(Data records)

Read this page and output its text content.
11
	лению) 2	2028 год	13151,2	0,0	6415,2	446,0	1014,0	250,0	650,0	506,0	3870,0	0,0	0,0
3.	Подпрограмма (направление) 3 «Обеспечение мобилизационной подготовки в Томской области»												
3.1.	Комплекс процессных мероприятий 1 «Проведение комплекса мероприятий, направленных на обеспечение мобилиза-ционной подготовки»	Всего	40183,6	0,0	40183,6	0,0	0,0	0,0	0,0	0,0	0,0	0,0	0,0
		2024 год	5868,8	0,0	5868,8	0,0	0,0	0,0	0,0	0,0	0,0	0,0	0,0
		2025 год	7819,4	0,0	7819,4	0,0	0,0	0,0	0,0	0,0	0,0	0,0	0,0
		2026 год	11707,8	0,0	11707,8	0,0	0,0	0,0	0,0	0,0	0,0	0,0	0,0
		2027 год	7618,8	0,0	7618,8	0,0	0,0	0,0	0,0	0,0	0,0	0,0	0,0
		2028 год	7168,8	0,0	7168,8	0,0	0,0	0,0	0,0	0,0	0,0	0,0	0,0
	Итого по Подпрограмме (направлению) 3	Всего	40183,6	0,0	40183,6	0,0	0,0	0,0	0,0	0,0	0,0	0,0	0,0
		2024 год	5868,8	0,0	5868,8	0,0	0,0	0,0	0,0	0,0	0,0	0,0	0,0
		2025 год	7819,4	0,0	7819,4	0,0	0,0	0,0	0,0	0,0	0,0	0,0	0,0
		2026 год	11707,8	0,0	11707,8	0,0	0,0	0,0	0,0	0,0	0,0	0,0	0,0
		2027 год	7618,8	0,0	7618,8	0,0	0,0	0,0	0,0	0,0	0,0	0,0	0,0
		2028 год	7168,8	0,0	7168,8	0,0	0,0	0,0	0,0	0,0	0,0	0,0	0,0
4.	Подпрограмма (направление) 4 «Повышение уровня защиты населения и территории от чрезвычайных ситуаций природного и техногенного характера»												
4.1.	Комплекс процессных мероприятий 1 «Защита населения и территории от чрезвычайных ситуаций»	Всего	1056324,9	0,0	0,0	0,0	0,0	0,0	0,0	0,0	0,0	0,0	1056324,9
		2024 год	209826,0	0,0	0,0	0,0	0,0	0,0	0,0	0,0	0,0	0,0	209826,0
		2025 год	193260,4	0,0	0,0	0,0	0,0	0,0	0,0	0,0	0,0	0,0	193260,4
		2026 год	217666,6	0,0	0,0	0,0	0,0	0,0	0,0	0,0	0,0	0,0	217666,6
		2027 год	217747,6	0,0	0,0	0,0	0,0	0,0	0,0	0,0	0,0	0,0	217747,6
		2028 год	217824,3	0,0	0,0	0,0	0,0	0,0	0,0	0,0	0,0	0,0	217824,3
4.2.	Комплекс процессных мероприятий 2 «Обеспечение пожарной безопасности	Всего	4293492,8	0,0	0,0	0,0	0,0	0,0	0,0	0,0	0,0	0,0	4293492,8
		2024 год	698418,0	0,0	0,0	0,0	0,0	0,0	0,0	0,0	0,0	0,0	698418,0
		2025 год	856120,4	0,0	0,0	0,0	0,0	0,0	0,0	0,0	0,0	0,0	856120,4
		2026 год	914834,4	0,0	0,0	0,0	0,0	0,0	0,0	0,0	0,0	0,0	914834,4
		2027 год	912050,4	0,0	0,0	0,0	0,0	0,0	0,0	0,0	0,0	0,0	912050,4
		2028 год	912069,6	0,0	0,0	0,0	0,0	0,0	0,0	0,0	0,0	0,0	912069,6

What the task requires: In the entries above, identify each line that includes the string "Подпрограмма", then copy it.

Answer to this exercise:
3.	Подпрограмма (направление) 3 «Обеспечение мобилизационной подготовки в Томской области»												
4.	Подпрограмма (направление) 4 «Повышение уровня защиты населения и территории от чрезвычайных ситуаций природного и техногенного характера»												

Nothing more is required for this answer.